**What is needed:** Look through the lines below and extract each one that contains "title".

**Figure content listings:**
* * * *

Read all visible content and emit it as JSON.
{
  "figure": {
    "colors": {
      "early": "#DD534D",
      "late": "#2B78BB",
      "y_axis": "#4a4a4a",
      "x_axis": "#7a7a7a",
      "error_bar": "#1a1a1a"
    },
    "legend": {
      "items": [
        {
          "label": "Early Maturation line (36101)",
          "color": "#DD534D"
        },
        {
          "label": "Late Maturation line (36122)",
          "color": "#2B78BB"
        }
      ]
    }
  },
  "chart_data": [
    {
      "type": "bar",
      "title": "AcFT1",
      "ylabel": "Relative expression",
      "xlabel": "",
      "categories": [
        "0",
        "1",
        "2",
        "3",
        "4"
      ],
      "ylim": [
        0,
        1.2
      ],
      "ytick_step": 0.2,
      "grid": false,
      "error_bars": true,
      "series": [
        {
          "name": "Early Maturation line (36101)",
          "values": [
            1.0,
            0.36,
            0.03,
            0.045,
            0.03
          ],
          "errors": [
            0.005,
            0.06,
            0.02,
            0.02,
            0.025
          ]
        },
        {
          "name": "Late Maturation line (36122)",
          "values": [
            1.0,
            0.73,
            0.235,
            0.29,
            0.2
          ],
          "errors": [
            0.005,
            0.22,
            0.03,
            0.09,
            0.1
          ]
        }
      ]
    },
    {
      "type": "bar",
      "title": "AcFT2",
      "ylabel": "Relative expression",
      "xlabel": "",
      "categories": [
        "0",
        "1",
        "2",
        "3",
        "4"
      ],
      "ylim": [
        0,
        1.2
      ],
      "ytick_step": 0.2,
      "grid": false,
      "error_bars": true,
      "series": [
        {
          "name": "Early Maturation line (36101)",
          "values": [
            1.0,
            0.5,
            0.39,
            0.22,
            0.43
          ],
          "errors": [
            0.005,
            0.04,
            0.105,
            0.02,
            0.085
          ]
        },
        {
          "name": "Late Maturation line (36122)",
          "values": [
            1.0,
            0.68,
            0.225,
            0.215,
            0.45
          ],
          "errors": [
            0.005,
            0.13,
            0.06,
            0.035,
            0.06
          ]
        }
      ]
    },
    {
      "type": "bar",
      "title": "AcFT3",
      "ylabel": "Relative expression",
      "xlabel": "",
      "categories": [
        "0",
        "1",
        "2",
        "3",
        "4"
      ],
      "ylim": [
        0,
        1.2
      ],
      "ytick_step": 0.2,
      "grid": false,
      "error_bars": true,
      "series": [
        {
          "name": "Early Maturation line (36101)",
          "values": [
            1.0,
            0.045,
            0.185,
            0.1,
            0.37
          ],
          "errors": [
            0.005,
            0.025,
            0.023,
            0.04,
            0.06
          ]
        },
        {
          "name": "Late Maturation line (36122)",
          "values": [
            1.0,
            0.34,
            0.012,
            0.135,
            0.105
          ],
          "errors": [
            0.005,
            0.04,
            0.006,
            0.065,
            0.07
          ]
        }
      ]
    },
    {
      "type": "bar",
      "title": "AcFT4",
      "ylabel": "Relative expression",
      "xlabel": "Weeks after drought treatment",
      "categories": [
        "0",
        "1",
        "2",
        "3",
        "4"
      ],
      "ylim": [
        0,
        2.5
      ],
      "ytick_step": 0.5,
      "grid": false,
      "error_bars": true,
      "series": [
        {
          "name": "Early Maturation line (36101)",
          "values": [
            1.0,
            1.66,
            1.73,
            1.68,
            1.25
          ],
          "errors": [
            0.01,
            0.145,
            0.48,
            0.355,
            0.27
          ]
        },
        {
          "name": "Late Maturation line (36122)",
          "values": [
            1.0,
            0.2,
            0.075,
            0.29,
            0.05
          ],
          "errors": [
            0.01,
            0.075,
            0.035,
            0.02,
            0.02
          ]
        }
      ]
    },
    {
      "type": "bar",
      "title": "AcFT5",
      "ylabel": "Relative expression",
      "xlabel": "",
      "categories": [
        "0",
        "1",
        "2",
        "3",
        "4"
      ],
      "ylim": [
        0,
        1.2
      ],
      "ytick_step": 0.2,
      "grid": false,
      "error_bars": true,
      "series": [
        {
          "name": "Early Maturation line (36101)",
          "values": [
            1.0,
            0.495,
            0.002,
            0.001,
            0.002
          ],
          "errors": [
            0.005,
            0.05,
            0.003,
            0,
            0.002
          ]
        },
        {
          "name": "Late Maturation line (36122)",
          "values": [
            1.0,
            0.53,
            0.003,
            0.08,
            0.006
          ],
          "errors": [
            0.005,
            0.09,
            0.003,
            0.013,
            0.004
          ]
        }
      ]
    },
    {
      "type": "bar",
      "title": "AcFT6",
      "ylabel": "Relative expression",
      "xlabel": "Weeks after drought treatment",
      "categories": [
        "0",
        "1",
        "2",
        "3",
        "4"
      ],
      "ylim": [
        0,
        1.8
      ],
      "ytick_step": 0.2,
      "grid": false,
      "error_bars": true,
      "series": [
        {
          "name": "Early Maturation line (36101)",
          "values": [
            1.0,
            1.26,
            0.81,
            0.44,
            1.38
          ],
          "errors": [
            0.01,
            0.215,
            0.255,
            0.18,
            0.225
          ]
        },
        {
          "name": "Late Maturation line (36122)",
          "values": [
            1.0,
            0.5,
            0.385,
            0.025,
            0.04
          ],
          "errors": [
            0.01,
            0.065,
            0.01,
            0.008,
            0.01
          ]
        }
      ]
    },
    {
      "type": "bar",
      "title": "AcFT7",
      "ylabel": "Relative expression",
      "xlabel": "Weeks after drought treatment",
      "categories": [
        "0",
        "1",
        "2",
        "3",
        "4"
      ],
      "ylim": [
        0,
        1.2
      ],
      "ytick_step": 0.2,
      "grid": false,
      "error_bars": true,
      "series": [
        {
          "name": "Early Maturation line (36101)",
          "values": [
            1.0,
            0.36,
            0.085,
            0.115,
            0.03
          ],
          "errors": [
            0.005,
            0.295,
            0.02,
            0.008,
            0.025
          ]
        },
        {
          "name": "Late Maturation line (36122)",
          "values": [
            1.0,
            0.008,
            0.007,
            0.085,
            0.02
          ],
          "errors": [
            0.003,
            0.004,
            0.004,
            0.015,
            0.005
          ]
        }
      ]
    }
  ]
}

* * * *

**Complete answer:**
      "title": "AcFT1",
      "title": "AcFT2",
      "title": "AcFT3",
      "title": "AcFT4",
      "title": "AcFT5",
      "title": "AcFT6",
      "title": "AcFT7",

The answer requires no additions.